YOUR TASKS
• A. Shorten the paragraph of the Nim question that begins "However I want to do this without ifs" and present it as a list that keeps its main facts.
• B. Continue the question about calling Nim procedures by number, starting after its final sentence.

So I want to write a procedure to which I'll pass a number and it will call some other function based on the number I gave it. It could work something like this:

#example procs

proc a(): proc =
  echo 'a'
proc b(): proc =
  echo 'b'

proc callProcedure(x:int): proc =
  if x>5:
    a()
  else:
    b()

callProcedure(10)  #calls function a
callProcedure(1)   #calls function b

However I want to do this without ifs. For example I was looking into somehow storing a reference to the functions in an array and call it via its index but I could not get that to work and I've got the suspicion it cannot be done (in which case I would like to understand why). I am also interested in other ways of achieving the same result. I've got multiple reasons why I want to do this: a) I've read ifs are slow(er-ish) among other things (like that novices should leave optimizing them up to the compiler so I know I don't have to even think about it but I would like to try something like this to learn nonetheless) b) I think it opens up some possibilities like being very dynamic in the order of and which procedures will be called c) just out of curiosity

Some of the things I've looked at in relation to this but could not manage to find/learn what I need from them:

Nim return custom tuple containing proc

Nim stored procedure reference in tuple

PS: I'm very new to this so if I missed something obvious feel free to point me in the right direction.

LISTED ENTRIES
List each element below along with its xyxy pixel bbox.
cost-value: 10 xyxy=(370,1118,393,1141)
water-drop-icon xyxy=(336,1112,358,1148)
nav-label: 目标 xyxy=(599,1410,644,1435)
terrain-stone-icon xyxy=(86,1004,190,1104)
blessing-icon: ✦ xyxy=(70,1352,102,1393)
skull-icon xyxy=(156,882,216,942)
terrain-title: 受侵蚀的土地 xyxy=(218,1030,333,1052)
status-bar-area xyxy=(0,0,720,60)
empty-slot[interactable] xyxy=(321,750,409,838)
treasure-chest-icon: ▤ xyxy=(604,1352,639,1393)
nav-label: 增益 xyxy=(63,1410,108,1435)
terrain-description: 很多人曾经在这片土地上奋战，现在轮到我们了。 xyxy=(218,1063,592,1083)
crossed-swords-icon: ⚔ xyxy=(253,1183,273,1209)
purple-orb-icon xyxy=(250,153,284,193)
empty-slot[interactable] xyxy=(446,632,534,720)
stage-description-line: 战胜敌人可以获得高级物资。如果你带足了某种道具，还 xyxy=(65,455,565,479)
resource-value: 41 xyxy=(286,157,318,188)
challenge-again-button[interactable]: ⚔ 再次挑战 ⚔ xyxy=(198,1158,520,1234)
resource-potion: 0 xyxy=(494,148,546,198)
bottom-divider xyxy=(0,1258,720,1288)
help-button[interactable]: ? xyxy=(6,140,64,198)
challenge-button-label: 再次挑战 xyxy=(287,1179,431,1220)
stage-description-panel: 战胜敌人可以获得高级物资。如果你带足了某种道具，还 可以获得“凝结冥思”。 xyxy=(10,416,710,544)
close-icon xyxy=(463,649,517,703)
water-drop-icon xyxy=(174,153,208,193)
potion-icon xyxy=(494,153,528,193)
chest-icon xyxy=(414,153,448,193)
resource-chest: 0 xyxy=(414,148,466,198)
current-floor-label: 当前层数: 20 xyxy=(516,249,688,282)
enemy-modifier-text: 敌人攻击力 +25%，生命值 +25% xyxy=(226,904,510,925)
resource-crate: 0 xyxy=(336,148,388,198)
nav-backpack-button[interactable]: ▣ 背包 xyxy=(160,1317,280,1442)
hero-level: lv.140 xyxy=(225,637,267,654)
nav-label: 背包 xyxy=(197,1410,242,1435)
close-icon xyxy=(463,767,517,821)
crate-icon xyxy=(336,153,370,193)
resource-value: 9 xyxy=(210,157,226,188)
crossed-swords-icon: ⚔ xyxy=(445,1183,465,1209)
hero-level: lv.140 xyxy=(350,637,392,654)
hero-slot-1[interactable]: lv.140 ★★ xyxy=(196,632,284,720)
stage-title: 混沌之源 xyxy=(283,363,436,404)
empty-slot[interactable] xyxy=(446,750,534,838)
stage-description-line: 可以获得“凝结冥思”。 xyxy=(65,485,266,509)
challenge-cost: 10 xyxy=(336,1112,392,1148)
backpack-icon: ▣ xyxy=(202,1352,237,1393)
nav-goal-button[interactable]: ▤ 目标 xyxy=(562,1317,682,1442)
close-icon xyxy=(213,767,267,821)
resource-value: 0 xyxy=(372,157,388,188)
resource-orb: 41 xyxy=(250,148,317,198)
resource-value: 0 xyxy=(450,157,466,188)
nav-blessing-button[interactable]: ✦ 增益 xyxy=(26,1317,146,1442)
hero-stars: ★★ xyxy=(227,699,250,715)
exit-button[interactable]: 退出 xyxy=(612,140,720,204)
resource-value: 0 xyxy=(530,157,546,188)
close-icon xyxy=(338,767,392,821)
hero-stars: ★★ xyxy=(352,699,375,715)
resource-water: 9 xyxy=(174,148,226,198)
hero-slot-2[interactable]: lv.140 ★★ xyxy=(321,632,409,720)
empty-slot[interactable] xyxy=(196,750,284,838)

RESPONSES PER TASK
• A.
- The goal is to call a procedure chosen by a number without using ifs.
- One idea tried was storing references to the procedures in an array and calling them by index. It did not work, and the writer suspects it cannot be done. If so, the writer wants to understand why.
- Other ways of getting the same result are also welcome.
- The reasons for this are:
  a) The writer has read that ifs are somewhat slower. The writer knows novices can leave that optimization to the compiler but wants to try it anyway to learn.
  b) It could allow very dynamic control over which procedures are called and in what order.
  c) Curiosity.

• B.
Thanks in advance!


Solution

You can store procedures in an array just fine, but they have to be of the same type:

proc a() =
  echo "a"

proc b() =
  echo "b"

let procs = [a, b]

proc callProcedure(x: int) =
  procs[int(x <= 5)]()

callProcedure(10)  # Calls function a
callProcedure(1)   # Calls function b

You don't need the "proc" return type. Also this still uses comparisons under the hood for x <= 5, so there's that. And ifs aren't slow.